Given task:
Find the string "Language" in the listing and report every line that has it.

::::::::::

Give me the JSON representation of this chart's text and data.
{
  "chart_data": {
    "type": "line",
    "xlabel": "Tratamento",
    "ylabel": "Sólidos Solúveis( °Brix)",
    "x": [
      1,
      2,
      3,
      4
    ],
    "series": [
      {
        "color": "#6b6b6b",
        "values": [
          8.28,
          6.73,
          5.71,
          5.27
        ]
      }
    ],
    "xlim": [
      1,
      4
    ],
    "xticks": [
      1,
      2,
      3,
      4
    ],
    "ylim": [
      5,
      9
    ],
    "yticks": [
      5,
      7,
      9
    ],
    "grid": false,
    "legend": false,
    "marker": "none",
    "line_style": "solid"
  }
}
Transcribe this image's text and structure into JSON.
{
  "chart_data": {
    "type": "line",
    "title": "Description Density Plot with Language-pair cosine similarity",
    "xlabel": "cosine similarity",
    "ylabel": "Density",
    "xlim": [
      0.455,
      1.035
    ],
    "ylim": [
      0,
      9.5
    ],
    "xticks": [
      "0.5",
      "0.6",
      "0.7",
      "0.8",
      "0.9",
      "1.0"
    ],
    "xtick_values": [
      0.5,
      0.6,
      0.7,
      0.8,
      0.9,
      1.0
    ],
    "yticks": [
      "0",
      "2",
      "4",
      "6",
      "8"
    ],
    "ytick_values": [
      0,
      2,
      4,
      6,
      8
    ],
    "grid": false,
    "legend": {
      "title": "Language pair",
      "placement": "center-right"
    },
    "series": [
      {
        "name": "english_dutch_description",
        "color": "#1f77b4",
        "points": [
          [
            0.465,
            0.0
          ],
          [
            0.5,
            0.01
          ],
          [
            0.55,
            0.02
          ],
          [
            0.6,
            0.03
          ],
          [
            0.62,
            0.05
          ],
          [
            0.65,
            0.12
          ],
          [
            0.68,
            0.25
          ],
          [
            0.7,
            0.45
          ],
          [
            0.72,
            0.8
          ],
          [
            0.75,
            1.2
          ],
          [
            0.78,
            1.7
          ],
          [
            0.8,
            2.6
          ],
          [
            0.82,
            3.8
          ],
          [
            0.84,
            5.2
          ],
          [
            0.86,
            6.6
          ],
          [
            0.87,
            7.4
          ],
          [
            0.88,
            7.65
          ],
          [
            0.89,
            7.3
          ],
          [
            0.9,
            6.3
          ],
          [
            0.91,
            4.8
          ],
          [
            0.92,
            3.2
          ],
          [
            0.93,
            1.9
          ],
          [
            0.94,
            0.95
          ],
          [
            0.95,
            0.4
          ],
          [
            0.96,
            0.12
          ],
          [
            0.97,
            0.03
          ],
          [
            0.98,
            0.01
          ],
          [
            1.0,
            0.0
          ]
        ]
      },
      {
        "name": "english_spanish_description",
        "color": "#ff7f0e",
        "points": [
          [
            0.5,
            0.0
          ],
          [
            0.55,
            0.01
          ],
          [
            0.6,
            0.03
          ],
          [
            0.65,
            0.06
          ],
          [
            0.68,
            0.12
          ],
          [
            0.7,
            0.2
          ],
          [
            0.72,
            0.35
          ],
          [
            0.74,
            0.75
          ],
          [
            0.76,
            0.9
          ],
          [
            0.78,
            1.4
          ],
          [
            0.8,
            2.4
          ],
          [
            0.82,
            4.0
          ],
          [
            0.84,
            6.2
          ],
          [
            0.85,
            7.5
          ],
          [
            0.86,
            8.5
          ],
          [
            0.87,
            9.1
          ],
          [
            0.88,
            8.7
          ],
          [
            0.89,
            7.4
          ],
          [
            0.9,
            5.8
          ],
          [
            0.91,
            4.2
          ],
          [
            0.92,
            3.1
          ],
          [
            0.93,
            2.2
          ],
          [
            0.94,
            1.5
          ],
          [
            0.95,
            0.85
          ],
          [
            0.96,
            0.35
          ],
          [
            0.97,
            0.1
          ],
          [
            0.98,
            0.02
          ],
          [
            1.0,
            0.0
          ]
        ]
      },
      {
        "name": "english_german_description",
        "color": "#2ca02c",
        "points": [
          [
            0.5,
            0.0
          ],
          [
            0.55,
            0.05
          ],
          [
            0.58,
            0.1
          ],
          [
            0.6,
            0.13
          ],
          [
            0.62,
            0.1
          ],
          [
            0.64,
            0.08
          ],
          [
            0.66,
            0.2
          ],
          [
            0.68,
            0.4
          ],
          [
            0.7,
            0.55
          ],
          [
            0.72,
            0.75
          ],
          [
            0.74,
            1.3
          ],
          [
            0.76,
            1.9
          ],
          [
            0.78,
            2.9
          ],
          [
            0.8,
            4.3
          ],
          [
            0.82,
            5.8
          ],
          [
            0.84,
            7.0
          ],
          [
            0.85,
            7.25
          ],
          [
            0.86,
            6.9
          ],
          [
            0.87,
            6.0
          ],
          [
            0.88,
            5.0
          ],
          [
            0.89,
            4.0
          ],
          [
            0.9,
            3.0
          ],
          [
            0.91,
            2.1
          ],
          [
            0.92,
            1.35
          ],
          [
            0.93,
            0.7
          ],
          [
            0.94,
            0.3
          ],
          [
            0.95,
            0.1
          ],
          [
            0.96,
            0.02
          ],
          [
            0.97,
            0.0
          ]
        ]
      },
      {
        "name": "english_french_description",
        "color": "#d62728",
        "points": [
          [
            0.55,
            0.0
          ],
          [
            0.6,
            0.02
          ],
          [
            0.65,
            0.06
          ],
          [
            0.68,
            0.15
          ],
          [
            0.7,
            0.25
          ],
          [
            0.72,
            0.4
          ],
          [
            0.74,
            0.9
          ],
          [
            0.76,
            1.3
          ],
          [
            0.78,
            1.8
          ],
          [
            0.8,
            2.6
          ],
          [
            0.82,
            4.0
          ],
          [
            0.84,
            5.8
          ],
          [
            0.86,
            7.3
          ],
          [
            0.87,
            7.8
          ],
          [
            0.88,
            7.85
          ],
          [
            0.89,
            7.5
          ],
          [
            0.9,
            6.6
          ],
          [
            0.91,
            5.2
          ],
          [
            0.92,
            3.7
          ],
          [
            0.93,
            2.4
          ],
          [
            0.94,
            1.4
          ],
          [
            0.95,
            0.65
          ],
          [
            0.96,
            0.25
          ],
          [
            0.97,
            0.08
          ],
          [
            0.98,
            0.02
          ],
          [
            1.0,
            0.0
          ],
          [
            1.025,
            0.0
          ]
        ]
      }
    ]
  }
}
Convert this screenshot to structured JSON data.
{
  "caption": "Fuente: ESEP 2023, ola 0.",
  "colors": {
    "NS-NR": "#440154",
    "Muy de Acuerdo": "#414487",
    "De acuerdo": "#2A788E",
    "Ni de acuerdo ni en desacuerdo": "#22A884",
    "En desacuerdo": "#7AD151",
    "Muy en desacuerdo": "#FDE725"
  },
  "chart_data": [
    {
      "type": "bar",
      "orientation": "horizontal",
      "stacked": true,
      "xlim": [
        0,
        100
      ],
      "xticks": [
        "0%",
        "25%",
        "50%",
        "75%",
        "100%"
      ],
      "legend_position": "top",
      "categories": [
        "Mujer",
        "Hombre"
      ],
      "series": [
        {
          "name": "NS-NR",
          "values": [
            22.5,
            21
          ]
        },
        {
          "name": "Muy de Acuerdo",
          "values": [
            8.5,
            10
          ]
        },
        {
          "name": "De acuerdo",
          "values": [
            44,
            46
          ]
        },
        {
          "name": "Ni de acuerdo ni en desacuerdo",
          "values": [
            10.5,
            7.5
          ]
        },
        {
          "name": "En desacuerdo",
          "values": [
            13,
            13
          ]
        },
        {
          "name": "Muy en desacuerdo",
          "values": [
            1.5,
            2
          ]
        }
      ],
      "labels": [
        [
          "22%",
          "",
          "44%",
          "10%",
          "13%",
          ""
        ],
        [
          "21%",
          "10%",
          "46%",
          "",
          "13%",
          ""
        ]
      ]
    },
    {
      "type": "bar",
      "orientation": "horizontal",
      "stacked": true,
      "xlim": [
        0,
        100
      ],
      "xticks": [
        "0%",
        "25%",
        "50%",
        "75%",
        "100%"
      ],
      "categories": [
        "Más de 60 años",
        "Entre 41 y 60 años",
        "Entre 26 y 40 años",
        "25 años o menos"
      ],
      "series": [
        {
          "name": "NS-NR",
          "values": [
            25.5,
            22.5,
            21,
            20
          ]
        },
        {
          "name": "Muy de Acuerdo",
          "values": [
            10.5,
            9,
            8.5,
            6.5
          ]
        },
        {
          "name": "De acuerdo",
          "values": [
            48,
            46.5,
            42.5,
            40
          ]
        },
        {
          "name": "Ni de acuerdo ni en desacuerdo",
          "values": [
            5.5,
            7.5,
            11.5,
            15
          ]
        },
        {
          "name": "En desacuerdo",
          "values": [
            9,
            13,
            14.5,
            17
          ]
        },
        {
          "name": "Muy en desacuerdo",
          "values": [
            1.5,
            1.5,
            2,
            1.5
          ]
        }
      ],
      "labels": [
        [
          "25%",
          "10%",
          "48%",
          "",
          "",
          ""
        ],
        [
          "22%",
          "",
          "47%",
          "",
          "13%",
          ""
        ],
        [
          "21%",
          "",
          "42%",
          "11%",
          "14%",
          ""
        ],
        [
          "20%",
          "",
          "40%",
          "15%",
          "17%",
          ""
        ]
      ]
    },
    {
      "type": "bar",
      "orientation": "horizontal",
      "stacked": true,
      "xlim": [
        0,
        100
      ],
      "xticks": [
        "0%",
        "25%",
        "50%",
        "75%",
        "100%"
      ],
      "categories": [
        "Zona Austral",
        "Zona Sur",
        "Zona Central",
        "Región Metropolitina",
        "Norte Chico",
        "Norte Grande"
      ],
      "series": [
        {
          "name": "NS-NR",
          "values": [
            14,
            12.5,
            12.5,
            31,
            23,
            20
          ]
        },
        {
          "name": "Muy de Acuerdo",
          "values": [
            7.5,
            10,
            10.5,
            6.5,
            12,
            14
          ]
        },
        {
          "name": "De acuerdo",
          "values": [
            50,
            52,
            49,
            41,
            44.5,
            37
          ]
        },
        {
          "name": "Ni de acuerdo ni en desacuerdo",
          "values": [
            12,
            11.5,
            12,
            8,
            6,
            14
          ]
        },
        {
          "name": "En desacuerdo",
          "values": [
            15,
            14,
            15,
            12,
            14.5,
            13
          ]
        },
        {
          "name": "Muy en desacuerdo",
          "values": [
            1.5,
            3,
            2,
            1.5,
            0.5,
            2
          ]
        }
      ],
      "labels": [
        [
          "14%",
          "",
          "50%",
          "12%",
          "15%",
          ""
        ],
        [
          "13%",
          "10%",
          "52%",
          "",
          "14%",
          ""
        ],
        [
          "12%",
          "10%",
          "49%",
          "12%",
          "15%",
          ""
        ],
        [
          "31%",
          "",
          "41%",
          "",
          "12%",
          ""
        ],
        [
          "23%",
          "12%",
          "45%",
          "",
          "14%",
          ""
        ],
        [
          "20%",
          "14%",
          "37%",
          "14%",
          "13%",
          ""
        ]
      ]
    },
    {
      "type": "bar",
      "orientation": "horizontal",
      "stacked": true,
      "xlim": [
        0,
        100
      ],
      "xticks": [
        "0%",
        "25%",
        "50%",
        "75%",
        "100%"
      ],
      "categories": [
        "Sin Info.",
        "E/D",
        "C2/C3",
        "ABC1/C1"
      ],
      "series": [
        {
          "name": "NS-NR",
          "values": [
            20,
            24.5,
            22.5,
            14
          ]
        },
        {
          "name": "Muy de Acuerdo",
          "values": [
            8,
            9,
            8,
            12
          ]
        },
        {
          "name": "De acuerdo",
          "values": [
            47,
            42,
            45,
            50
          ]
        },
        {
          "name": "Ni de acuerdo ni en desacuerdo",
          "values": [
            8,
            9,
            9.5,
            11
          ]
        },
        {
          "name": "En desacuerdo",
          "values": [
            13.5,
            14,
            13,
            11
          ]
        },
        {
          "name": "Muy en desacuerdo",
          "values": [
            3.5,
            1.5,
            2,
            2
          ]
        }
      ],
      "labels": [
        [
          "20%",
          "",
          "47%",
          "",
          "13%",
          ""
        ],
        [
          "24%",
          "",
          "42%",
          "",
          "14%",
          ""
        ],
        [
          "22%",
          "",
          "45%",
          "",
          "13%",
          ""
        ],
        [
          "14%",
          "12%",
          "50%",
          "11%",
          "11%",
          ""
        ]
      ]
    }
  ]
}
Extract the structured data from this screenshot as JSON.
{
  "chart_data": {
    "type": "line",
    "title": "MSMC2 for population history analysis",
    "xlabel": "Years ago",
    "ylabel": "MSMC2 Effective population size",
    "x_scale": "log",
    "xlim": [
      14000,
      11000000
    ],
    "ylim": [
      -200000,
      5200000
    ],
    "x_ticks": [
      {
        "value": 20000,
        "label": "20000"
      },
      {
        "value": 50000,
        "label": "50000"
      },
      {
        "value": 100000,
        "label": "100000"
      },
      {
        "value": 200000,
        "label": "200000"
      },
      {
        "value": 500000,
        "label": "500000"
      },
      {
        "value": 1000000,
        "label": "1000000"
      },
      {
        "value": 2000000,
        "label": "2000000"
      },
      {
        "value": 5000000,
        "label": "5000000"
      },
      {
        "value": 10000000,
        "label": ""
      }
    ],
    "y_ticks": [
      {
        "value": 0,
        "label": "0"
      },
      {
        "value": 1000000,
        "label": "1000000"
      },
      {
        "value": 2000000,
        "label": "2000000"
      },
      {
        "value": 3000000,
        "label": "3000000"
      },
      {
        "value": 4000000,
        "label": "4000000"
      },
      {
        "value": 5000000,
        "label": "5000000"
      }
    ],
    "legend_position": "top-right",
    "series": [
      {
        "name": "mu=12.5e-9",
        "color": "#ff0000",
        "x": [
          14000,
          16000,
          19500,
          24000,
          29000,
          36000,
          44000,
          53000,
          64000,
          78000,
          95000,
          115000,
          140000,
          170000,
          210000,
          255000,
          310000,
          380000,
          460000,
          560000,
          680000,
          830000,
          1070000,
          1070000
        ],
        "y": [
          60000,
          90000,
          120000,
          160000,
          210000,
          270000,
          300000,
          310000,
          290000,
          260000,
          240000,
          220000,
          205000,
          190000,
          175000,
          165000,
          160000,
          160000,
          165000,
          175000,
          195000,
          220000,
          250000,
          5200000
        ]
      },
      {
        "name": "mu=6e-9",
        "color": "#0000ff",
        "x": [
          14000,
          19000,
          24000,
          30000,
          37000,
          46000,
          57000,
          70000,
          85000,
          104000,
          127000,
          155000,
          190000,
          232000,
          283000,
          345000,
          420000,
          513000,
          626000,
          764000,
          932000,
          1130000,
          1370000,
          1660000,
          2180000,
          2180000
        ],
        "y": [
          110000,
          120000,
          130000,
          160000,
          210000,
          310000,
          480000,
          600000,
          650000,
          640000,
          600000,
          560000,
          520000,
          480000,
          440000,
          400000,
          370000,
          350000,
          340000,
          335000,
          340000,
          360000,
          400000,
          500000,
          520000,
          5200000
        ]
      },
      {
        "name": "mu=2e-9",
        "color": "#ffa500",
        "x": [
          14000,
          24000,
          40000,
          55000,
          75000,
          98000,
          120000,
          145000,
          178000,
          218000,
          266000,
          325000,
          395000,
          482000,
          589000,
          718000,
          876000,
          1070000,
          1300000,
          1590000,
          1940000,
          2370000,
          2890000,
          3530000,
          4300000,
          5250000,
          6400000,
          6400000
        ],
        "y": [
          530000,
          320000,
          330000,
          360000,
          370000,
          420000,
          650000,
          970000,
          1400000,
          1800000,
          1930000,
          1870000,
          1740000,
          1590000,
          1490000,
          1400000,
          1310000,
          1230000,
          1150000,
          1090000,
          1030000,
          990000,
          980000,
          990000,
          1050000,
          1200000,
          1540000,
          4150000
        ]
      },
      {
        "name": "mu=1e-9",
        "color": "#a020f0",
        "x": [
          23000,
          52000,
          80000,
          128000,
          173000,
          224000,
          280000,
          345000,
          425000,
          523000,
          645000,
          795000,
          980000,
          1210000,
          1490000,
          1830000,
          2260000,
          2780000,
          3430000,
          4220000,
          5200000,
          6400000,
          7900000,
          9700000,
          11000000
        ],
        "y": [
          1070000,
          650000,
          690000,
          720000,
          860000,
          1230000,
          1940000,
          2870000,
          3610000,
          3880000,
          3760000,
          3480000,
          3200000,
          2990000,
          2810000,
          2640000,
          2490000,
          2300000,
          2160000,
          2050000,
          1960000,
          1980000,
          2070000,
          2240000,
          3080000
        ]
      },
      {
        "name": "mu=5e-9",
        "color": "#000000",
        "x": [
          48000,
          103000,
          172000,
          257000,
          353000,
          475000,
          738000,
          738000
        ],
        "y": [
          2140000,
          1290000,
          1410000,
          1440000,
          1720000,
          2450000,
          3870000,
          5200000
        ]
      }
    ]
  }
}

::::::::::

Answer to this exercise:
    "title": "Description Density Plot with Language-pair cosine similarity",
      "title": "Language pair",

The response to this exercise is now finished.